Problem statement
Locate each line in the records containing "content". Copy it.

Record excerpts

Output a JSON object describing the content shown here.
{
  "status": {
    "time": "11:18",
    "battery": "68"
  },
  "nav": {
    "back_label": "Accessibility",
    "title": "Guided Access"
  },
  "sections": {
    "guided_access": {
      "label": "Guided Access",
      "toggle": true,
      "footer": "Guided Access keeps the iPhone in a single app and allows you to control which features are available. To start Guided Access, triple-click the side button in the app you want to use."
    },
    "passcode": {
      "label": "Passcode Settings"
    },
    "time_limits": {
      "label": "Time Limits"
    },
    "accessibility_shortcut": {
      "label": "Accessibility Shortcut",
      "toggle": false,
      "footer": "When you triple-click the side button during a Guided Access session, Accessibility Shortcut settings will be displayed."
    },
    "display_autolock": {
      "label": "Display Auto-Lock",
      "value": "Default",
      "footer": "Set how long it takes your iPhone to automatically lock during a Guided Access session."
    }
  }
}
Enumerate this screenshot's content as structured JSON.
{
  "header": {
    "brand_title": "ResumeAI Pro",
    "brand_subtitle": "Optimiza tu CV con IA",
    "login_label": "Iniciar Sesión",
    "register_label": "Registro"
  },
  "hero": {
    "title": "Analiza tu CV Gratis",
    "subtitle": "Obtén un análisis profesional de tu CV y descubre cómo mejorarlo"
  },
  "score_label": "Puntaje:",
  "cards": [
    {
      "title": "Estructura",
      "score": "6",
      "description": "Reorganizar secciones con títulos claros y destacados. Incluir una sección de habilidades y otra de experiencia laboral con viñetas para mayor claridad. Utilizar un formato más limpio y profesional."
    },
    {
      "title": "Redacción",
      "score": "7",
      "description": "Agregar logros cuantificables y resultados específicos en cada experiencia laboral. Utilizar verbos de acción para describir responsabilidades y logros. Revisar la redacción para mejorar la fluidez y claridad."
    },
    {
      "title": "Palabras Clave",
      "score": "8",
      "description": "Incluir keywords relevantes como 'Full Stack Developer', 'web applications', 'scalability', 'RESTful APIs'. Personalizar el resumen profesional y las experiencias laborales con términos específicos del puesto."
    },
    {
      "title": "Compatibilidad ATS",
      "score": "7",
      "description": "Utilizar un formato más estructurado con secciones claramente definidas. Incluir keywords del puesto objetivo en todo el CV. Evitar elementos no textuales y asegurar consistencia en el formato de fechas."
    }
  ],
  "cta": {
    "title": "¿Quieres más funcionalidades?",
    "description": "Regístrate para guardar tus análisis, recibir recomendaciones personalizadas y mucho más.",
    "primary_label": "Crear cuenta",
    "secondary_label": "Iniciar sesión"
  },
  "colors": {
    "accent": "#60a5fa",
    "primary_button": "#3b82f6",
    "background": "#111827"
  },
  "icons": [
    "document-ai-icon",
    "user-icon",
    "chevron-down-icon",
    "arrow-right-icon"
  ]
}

Written solution
Output a JSON object describing the content shown here.
Enumerate this screenshot's content as structured JSON.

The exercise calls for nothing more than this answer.